## Input for this task

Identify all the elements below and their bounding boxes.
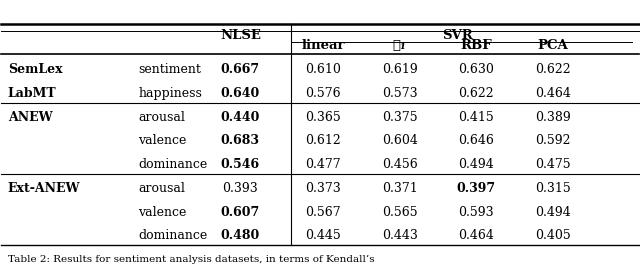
Text: 0.619: 0.619 [382,63,417,76]
Text: 0.640: 0.640 [221,87,260,100]
Text: 0.415: 0.415 [458,111,494,124]
Text: PCA: PCA [537,39,568,52]
Text: 0.622: 0.622 [535,63,570,76]
Text: 0.315: 0.315 [534,182,570,195]
Text: 0.630: 0.630 [458,63,494,76]
Text: 0.477: 0.477 [305,158,341,171]
Text: arousal: arousal [138,182,185,195]
Text: valence: valence [138,206,187,219]
Text: 0.373: 0.373 [305,182,341,195]
Text: 0.405: 0.405 [534,229,570,242]
Text: 0.683: 0.683 [221,134,260,147]
Text: 0.480: 0.480 [221,229,260,242]
Text: 0.464: 0.464 [458,229,494,242]
Text: 0.440: 0.440 [221,111,260,124]
Text: SemLex: SemLex [8,63,62,76]
Text: happiness: happiness [138,87,202,100]
Text: ANEW: ANEW [8,111,52,124]
Text: 0.375: 0.375 [382,111,417,124]
Text: 0.445: 0.445 [305,229,341,242]
Text: arousal: arousal [138,111,185,124]
Text: Table 2: Results for sentiment analysis datasets, in terms of Kendall’s: Table 2: Results for sentiment analysis … [8,255,374,264]
Text: ℓ₁: ℓ₁ [393,39,406,52]
Text: 0.592: 0.592 [535,134,570,147]
Text: 0.667: 0.667 [221,63,260,76]
Text: 0.646: 0.646 [458,134,494,147]
Text: 0.456: 0.456 [382,158,417,171]
Text: 0.567: 0.567 [305,206,341,219]
Text: NLSE: NLSE [220,29,260,42]
Text: 0.393: 0.393 [223,182,258,195]
Text: 0.622: 0.622 [458,87,494,100]
Text: 0.593: 0.593 [458,206,494,219]
Text: Ext-ANEW: Ext-ANEW [8,182,80,195]
Text: LabMT: LabMT [8,87,56,100]
Text: 0.607: 0.607 [221,206,260,219]
Text: sentiment: sentiment [138,63,201,76]
Text: dominance: dominance [138,158,207,171]
Text: valence: valence [138,134,187,147]
Text: 0.371: 0.371 [382,182,417,195]
Text: 0.475: 0.475 [535,158,570,171]
Text: linear: linear [301,39,345,52]
Text: 0.573: 0.573 [382,87,417,100]
Text: 0.565: 0.565 [382,206,417,219]
Text: 0.610: 0.610 [305,63,341,76]
Text: SVR: SVR [442,29,472,42]
Text: 0.365: 0.365 [305,111,341,124]
Text: 0.464: 0.464 [534,87,570,100]
Text: 0.604: 0.604 [381,134,417,147]
Text: 0.494: 0.494 [534,206,570,219]
Text: RBF: RBF [460,39,492,52]
Text: 0.612: 0.612 [305,134,341,147]
Text: 0.443: 0.443 [381,229,417,242]
Text: 0.389: 0.389 [534,111,570,124]
Text: 0.576: 0.576 [305,87,341,100]
Text: 0.397: 0.397 [456,182,496,195]
Text: 0.494: 0.494 [458,158,494,171]
Text: dominance: dominance [138,229,207,242]
Text: 0.546: 0.546 [221,158,260,171]
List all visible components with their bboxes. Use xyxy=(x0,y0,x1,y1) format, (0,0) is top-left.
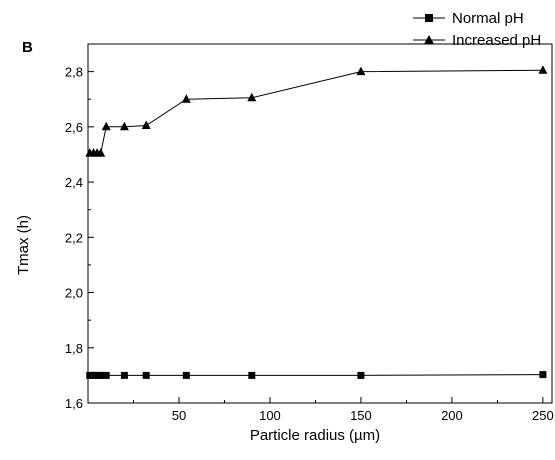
x-axis-ticks: 50 100 150 200 250 xyxy=(132,397,554,423)
data-point-triangle xyxy=(101,121,111,131)
data-point-square xyxy=(539,371,547,379)
series-line-1 xyxy=(89,69,543,154)
y-tick-label: 2,8 xyxy=(65,65,83,80)
legend-marker-triangle xyxy=(424,35,434,44)
series-line-0 xyxy=(89,374,543,376)
panel-label: B xyxy=(22,39,33,56)
x-tick-label: 100 xyxy=(259,408,281,423)
x-tick-label: 150 xyxy=(350,408,372,423)
data-point-square xyxy=(90,371,97,379)
legend-label-increased-ph: Increased pH xyxy=(452,32,541,49)
data-point-triangle xyxy=(141,120,151,129)
data-point-square xyxy=(97,371,105,379)
data-point-square xyxy=(102,371,110,379)
data-point-triangle xyxy=(356,66,366,76)
x-tick-label: 250 xyxy=(532,408,554,423)
data-point-square xyxy=(93,371,101,379)
y-tick-label: 1,8 xyxy=(65,341,83,356)
legend: Normal pH Increased pH xyxy=(413,10,541,49)
plot-frame xyxy=(87,43,553,404)
y-tick-label: 2,4 xyxy=(65,175,83,190)
data-point-triangle xyxy=(181,94,191,103)
legend-label-normal-ph: Normal pH xyxy=(452,10,524,27)
data-point-triangle xyxy=(96,148,106,157)
y-tick-label: 2,6 xyxy=(65,120,83,135)
data-point-square xyxy=(120,371,128,379)
data-point-triangle xyxy=(119,121,129,131)
data-point-square xyxy=(357,371,365,379)
data-point-square xyxy=(86,371,94,379)
y-tick-label: 2,0 xyxy=(65,286,83,301)
x-tick-label: 200 xyxy=(441,408,463,423)
data-point-triangle xyxy=(538,65,548,74)
y-tick-label: 1,6 xyxy=(65,396,83,411)
data-point-square xyxy=(248,371,256,379)
y-axis-ticks: 1,6 1,8 2,0 2,2 2,4 2,6 2,8 xyxy=(65,65,94,411)
data-point-square xyxy=(182,371,190,379)
y-tick-label: 2,2 xyxy=(65,230,83,245)
x-axis-title: Particle radius (µm) xyxy=(250,427,380,444)
x-tick-label: 50 xyxy=(172,408,186,423)
data-point-square xyxy=(142,371,150,379)
data-point-triangle xyxy=(247,92,257,102)
series-layer xyxy=(85,65,548,379)
legend-marker-square xyxy=(425,14,433,22)
y-axis-title: Tmax (h) xyxy=(15,215,32,275)
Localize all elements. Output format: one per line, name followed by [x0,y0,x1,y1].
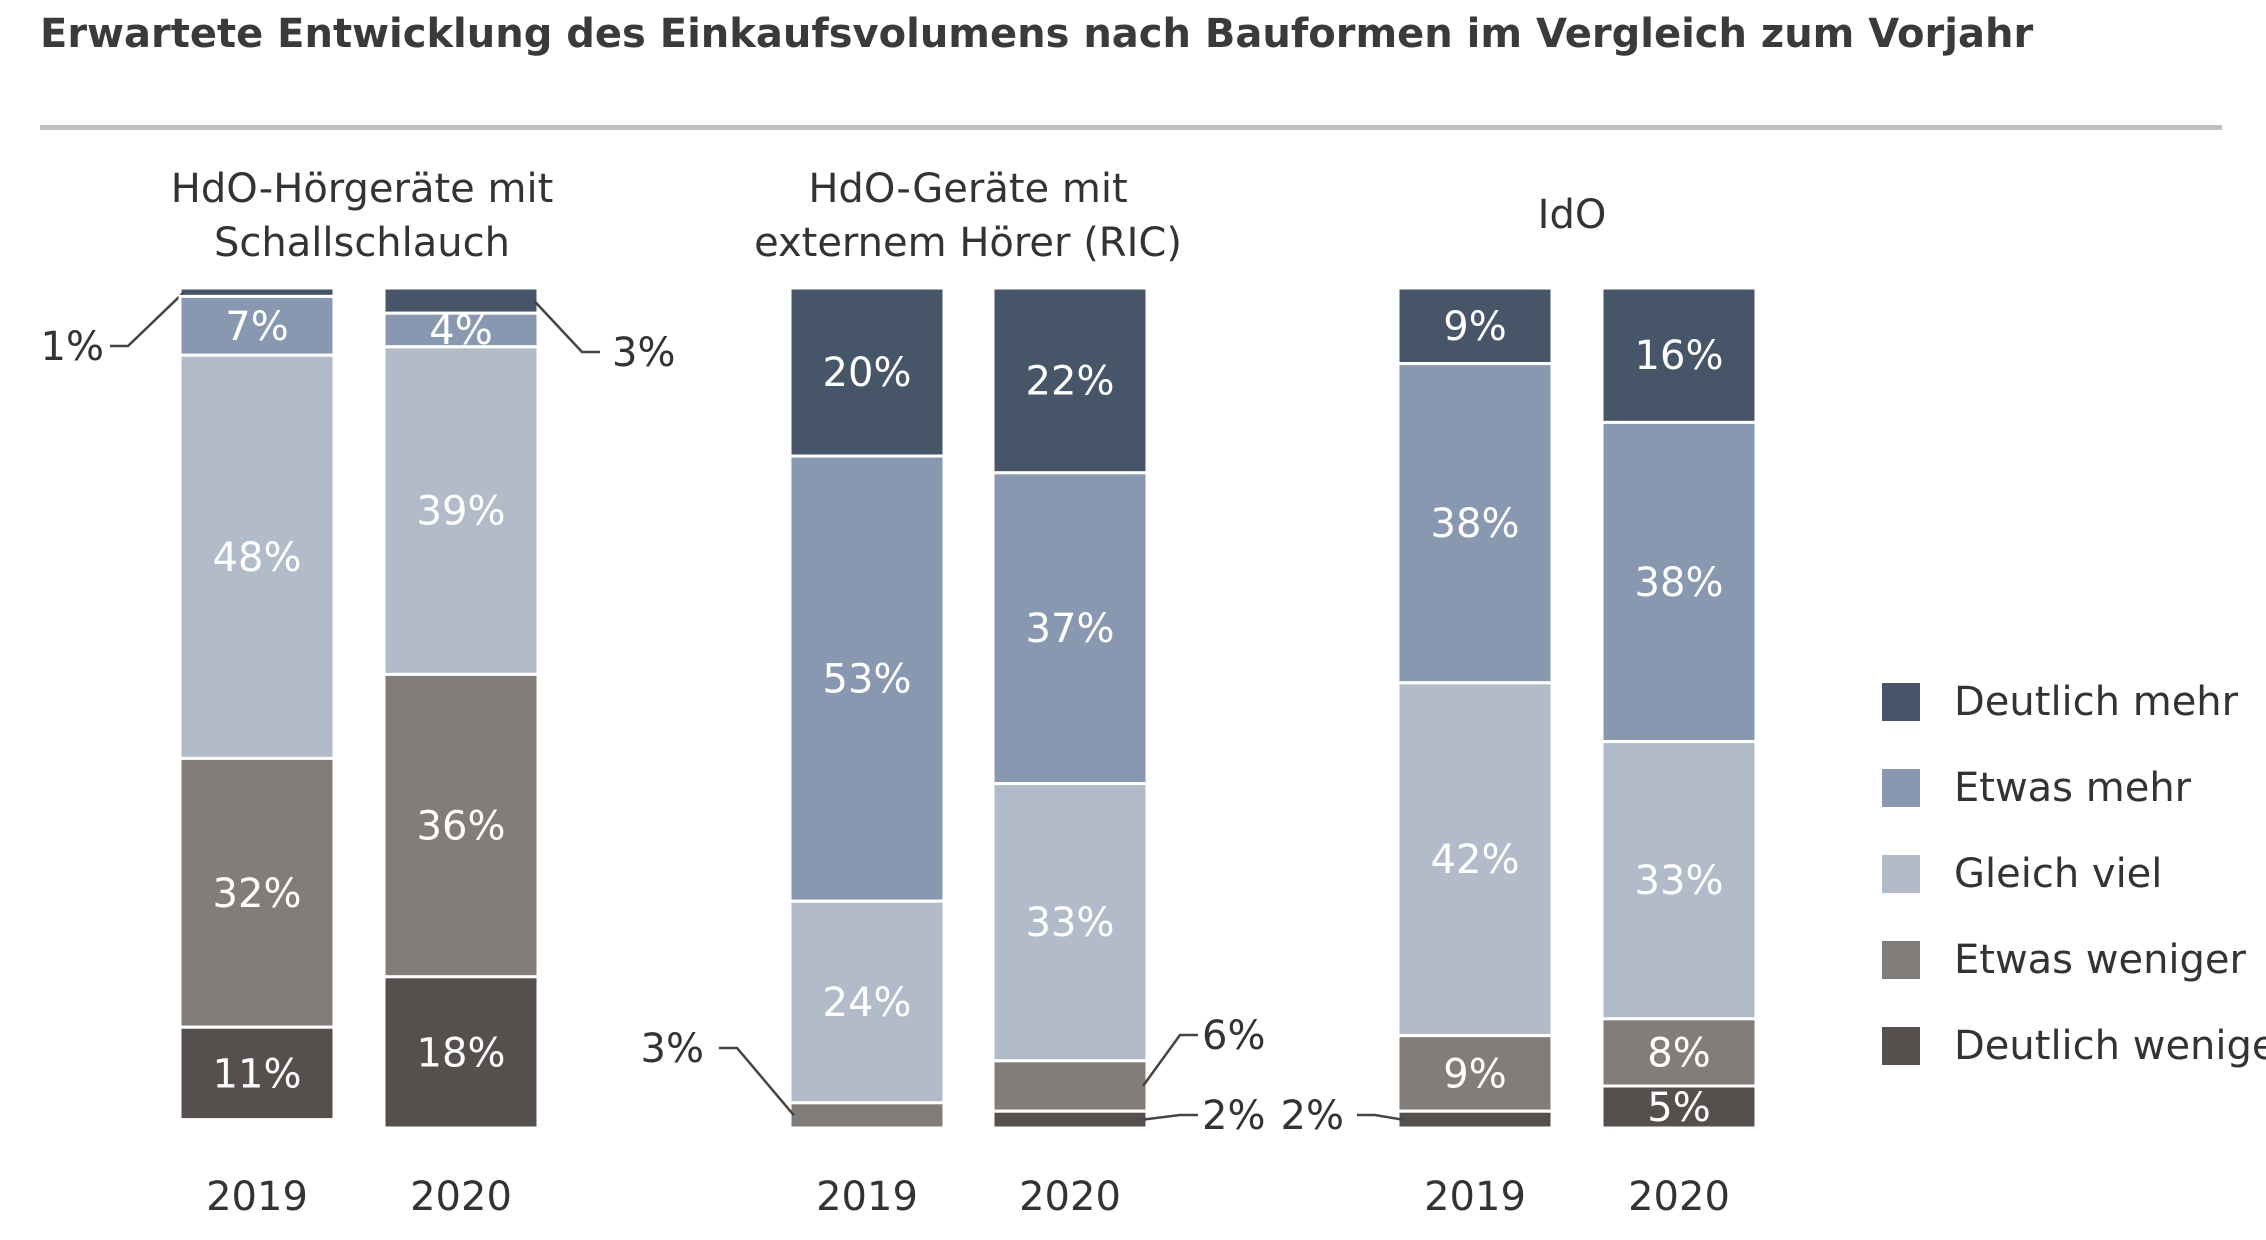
bar-segment-deutlich-weniger [1600,1084,1758,1130]
bar-segment-gleich-viel [1396,681,1554,1038]
bar-segment-deutlich-weniger [178,1025,336,1122]
data-label: 36% [417,804,506,850]
data-label: 7% [225,304,288,350]
bar-segment-etwas-weniger [991,1059,1149,1113]
data-label: 9% [1443,304,1506,350]
data-label: 3% [641,1026,704,1072]
leader-line [1141,1033,1198,1087]
data-label: 39% [417,489,506,535]
data-label: 11% [213,1051,302,1097]
bar-segment-etwas-weniger [382,672,540,979]
data-label: 37% [1026,606,1115,652]
data-label: 16% [1635,333,1724,379]
bar-segment-deutlich-mehr [788,286,946,458]
x-tick-label: 2019 [816,1174,918,1220]
bar-segment-gleich-viel [788,899,946,1105]
bar-segment-deutlich-mehr [1600,286,1758,424]
x-tick-label: 2020 [410,1174,512,1220]
legend-label: Etwas weniger [1954,937,2247,983]
bar-segment-deutlich-weniger [1396,1109,1554,1130]
data-label: 5% [1647,1085,1710,1131]
bar-segment-deutlich-weniger [991,1109,1149,1130]
data-label: 24% [823,980,912,1026]
panel-title-3: IdO [1538,192,1607,238]
leader-line [1142,1113,1198,1121]
bar-segment-gleich-viel [382,345,540,676]
legend-swatch-etwas-weniger [1882,941,1920,979]
data-label: 20% [823,350,912,396]
x-tick-label: 2020 [1019,1174,1121,1220]
bar-segment-etwas-mehr [788,454,946,903]
data-label: 1% [41,324,104,370]
bar-segment-deutlich-mehr [1396,286,1554,366]
panel-title-1: Schallschlauch [214,220,510,266]
bar-segment-etwas-mehr [1600,420,1758,744]
data-label: 3% [612,330,675,376]
bar-segment-etwas-weniger [178,756,336,1029]
x-tick-label: 2020 [1628,1174,1730,1220]
legend-label: Etwas mehr [1954,765,2192,811]
bar-segment-etwas-mehr [382,311,540,349]
data-label: 2% [1281,1093,1344,1139]
data-label: 38% [1635,560,1724,606]
bar-segment-etwas-mehr [178,294,336,357]
chart-title: Erwartete Entwicklung des Einkaufsvolume… [40,11,2034,57]
data-label: 18% [417,1030,506,1076]
bar-segment-etwas-weniger [1396,1034,1554,1113]
legend-swatch-deutlich-weniger [1882,1027,1920,1065]
bar-segment-etwas-mehr [1396,362,1554,685]
title-divider [40,125,2222,130]
data-label: 42% [1431,837,1520,883]
x-tick-label: 2019 [1424,1174,1526,1220]
bar-segment-etwas-mehr [991,471,1149,786]
data-label: 2% [1202,1093,1265,1139]
data-label: 9% [1443,1051,1506,1097]
bar-segment-gleich-viel [991,782,1149,1063]
data-label: 48% [213,535,302,581]
leader-line [110,291,185,348]
legend-label: Gleich viel [1954,851,2162,897]
data-label: 22% [1026,358,1115,404]
data-label: 38% [1431,501,1520,547]
legend-swatch-etwas-mehr [1882,769,1920,807]
data-label: 6% [1202,1013,1265,1059]
legend-swatch-deutlich-mehr [1882,683,1920,721]
data-label: 33% [1635,858,1724,904]
leader-line [1357,1113,1403,1121]
bar-segment-deutlich-weniger [382,975,540,1130]
panel-title-2: HdO-Geräte mit [808,166,1127,212]
panel-title-2: externem Hörer (RIC) [754,220,1182,266]
data-label: 8% [1647,1030,1710,1076]
data-label: 33% [1026,900,1115,946]
legend-label: Deutlich mehr [1954,679,2239,725]
data-label: 53% [823,657,912,703]
leader-line [533,299,600,354]
bar-segment-etwas-weniger [1600,1017,1758,1088]
panel-title-1: HdO-Hörgeräte mit [171,166,554,212]
data-label: 32% [213,871,302,917]
leader-line [719,1046,795,1117]
legend-swatch-gleich-viel [1882,855,1920,893]
legend-label: Deutlich weniger [1954,1023,2266,1069]
x-tick-label: 2019 [206,1174,308,1220]
bar-segment-etwas-weniger [788,1101,946,1130]
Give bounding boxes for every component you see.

## Objective
Tally the lines in the items above that contain the string "dominance". Reply with the number alone.

## Task solution
2